(Saved entries)

+--

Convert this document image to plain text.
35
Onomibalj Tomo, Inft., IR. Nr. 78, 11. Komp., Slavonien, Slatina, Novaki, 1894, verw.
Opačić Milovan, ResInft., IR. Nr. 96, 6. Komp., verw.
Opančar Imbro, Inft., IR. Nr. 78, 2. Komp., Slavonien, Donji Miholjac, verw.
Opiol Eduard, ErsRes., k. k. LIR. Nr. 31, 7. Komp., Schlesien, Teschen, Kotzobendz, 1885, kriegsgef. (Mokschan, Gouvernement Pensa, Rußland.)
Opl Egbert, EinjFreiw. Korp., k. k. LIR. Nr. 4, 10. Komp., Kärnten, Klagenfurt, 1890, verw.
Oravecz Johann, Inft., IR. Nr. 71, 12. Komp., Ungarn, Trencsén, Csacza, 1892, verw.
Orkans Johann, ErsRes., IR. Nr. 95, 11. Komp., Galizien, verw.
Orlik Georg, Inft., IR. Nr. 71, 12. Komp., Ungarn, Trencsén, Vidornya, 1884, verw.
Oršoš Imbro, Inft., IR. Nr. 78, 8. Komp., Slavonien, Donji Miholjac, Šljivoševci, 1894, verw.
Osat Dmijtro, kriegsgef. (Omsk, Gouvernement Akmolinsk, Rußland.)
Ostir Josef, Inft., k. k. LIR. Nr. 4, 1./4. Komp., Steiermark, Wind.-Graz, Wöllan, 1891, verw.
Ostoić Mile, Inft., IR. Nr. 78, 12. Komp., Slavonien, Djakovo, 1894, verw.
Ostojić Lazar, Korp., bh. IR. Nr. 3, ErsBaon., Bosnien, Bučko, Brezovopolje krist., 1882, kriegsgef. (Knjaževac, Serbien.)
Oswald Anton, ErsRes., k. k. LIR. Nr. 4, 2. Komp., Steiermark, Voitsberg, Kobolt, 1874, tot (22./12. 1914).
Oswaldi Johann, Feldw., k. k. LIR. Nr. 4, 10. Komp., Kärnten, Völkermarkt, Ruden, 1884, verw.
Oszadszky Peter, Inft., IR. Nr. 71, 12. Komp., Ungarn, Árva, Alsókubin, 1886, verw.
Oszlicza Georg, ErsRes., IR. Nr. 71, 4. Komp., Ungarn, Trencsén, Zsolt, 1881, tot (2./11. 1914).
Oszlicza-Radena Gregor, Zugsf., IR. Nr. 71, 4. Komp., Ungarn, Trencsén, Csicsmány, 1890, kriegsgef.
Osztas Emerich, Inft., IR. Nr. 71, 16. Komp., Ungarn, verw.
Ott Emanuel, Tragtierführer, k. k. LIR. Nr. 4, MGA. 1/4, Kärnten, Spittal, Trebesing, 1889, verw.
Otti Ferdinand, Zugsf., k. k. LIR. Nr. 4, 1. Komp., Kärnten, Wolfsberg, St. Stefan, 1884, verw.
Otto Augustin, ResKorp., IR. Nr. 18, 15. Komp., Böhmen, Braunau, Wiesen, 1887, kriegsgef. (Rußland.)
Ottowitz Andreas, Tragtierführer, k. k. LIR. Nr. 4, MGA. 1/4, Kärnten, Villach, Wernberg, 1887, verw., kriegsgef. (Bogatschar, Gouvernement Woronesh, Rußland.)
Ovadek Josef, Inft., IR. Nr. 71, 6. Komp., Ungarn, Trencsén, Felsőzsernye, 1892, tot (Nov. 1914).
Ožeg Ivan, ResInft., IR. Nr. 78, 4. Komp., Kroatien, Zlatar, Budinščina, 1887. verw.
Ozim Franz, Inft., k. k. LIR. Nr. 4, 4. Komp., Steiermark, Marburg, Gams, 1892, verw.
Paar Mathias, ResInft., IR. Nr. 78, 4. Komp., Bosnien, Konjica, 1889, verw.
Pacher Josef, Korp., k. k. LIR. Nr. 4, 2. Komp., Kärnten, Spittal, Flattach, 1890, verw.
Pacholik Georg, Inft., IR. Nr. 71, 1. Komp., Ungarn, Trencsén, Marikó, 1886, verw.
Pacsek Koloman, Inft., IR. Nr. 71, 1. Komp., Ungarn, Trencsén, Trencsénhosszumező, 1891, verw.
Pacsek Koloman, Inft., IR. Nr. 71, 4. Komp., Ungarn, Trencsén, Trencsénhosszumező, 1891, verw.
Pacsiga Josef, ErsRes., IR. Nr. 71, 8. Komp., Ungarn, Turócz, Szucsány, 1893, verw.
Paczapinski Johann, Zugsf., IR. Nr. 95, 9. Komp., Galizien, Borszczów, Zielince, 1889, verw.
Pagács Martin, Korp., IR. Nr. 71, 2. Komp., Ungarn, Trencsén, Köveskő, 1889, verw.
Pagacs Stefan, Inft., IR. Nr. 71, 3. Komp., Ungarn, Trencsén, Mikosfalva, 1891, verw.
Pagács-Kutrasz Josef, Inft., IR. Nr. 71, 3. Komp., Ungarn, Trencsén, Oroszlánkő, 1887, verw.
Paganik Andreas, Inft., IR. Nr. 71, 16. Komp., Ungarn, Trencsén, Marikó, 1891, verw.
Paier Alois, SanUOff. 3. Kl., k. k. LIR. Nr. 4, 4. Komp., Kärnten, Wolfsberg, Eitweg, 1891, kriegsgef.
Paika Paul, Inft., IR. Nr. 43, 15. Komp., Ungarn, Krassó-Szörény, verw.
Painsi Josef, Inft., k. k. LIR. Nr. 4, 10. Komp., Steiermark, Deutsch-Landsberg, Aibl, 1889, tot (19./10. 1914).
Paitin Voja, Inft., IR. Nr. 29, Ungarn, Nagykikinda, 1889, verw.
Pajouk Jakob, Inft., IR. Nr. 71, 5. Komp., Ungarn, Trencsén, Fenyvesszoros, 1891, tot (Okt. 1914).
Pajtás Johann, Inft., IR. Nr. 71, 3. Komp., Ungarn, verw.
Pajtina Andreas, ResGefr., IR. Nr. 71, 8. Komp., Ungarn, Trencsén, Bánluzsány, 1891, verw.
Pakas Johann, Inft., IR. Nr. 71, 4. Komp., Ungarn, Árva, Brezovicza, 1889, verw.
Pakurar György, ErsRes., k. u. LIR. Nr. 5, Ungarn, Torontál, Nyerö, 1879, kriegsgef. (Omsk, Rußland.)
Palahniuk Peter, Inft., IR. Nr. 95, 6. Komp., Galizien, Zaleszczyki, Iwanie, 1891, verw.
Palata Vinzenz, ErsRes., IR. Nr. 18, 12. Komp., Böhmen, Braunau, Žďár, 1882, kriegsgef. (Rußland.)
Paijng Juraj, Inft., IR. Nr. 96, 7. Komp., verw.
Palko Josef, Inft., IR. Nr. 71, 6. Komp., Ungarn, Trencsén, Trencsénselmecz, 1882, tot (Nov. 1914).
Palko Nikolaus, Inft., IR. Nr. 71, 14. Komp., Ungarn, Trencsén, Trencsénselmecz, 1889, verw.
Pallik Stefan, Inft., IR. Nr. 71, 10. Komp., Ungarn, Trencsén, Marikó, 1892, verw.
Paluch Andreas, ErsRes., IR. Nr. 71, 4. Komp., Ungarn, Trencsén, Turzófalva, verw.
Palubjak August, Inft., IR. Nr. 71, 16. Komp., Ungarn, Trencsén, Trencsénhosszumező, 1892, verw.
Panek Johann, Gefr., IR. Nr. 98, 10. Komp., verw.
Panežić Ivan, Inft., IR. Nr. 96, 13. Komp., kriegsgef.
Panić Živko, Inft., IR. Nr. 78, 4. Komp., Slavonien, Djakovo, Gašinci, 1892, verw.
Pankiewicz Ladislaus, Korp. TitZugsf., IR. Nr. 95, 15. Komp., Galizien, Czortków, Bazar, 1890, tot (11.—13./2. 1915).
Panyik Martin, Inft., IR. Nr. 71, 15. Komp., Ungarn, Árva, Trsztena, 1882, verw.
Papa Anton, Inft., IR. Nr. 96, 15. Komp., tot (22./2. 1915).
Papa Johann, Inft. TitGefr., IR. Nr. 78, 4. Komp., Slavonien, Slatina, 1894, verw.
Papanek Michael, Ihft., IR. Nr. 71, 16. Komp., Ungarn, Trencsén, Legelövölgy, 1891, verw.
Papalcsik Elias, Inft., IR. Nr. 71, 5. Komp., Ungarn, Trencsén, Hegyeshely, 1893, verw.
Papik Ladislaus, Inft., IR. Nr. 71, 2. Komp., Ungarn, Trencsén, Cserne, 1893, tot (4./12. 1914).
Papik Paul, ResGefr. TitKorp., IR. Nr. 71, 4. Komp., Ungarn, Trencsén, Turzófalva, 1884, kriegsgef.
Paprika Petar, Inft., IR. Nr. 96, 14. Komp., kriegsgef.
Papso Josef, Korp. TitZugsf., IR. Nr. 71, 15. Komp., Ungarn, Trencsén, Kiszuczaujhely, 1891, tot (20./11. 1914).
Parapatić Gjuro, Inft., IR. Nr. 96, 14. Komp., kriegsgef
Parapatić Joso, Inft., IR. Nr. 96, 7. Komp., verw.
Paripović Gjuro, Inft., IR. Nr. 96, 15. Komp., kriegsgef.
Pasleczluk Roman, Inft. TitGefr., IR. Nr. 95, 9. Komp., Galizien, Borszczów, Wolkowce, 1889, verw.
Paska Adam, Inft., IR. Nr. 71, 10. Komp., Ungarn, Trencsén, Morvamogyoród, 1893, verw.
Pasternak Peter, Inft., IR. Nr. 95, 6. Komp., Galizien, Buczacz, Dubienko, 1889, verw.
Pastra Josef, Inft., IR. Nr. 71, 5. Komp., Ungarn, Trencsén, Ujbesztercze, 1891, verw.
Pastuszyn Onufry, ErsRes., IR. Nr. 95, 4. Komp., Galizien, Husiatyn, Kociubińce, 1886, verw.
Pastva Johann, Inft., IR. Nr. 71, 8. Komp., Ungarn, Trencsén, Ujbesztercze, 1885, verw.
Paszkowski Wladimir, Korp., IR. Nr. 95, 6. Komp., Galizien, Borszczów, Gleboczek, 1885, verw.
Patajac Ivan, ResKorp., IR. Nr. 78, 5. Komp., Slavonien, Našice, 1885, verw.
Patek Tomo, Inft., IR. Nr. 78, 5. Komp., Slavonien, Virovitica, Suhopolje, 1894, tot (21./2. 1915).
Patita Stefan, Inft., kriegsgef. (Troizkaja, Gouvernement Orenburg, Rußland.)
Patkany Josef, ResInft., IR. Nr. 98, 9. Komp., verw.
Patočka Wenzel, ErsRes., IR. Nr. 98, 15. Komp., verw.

+--

JOB: Identify each line holding the string "Peter", and copy it out.

RESULT OF THE TASK:
Oszadszky Peter, Inft., IR. Nr. 71, 12. Komp., Ungarn, Árva, Alsókubin, 1886, verw.
Palahniuk Peter, Inft., IR. Nr. 95, 6. Komp., Galizien, Zaleszczyki, Iwanie, 1891, verw.
Pasternak Peter, Inft., IR. Nr. 95, 6. Komp., Galizien, Buczacz, Dubienko, 1889, verw.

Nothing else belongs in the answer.